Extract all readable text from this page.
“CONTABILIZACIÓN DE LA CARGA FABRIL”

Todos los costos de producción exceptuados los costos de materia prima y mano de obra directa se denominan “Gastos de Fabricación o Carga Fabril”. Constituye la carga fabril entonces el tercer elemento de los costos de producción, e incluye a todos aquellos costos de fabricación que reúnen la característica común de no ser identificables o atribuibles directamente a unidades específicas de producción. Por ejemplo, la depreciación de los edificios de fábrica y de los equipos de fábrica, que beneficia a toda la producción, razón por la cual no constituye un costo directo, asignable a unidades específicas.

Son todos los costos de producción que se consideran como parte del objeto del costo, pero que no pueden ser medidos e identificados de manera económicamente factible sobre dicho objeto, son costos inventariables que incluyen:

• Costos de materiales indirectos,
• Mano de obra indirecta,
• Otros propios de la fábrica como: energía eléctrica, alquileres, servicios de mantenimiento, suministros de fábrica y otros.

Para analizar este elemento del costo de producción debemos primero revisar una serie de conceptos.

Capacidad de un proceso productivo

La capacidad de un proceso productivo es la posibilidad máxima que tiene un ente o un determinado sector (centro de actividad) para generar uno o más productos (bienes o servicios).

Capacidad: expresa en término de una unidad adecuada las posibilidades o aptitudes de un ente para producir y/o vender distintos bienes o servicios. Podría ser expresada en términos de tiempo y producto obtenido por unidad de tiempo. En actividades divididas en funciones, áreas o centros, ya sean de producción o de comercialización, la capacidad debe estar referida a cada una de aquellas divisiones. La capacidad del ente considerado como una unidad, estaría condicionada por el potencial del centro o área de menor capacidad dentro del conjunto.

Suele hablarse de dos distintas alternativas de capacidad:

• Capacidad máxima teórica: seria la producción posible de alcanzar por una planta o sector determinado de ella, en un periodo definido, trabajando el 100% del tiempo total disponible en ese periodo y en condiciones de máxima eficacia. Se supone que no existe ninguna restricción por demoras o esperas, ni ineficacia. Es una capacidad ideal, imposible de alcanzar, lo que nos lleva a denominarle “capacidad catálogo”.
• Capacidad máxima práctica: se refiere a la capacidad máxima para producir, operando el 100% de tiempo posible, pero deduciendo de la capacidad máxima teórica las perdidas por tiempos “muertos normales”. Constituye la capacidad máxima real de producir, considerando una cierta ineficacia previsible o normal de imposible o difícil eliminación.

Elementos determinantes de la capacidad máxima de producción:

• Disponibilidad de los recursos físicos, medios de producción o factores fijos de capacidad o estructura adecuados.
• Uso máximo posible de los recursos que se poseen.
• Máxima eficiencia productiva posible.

Goal → Copy out the material above in its entirety. Every detail must match.

Completed exercise →
Extract all readable text from this page.
“CONTABILIZACIÓN DE LA CARGA FABRIL”

Todos los costos de producción exceptuados los costos de materia prima y mano de obra directa se denominan “Gastos de Fabricación o Carga Fabril”. Constituye la carga fabril entonces el tercer elemento de los costos de producción, e incluye a todos aquellos costos de fabricación que reúnen la característica común de no ser identificables o atribuibles directamente a unidades específicas de producción. Por ejemplo, la depreciación de los edificios de fábrica y de los equipos de fábrica, que beneficia a toda la producción, razón por la cual no constituye un costo directo, asignable a unidades específicas.

Son todos los costos de producción que se consideran como parte del objeto del costo, pero que no pueden ser medidos e identificados de manera económicamente factible sobre dicho objeto, son costos inventariables que incluyen:

• Costos de materiales indirectos,
• Mano de obra indirecta,
• Otros propios de la fábrica como: energía eléctrica, alquileres, servicios de mantenimiento, suministros de fábrica y otros.

Para analizar este elemento del costo de producción debemos primero revisar una serie de conceptos.

Capacidad de un proceso productivo

La capacidad de un proceso productivo es la posibilidad máxima que tiene un ente o un determinado sector (centro de actividad) para generar uno o más productos (bienes o servicios).

Capacidad: expresa en término de una unidad adecuada las posibilidades o aptitudes de un ente para producir y/o vender distintos bienes o servicios. Podría ser expresada en términos de tiempo y producto obtenido por unidad de tiempo. En actividades divididas en funciones, áreas o centros, ya sean de producción o de comercialización, la capacidad debe estar referida a cada una de aquellas divisiones. La capacidad del ente considerado como una unidad, estaría condicionada por el potencial del centro o área de menor capacidad dentro del conjunto.

Suele hablarse de dos distintas alternativas de capacidad:

• Capacidad máxima teórica: seria la producción posible de alcanzar por una planta o sector determinado de ella, en un periodo definido, trabajando el 100% del tiempo total disponible en ese periodo y en condiciones de máxima eficacia. Se supone que no existe ninguna restricción por demoras o esperas, ni ineficacia. Es una capacidad ideal, imposible de alcanzar, lo que nos lleva a denominarle “capacidad catálogo”.
• Capacidad máxima práctica: se refiere a la capacidad máxima para producir, operando el 100% de tiempo posible, pero deduciendo de la capacidad máxima teórica las perdidas por tiempos “muertos normales”. Constituye la capacidad máxima real de producir, considerando una cierta ineficacia previsible o normal de imposible o difícil eliminación.

Elementos determinantes de la capacidad máxima de producción:

• Disponibilidad de los recursos físicos, medios de producción o factores fijos de capacidad o estructura adecuados.
• Uso máximo posible de los recursos que se poseen.
• Máxima eficiencia productiva posible.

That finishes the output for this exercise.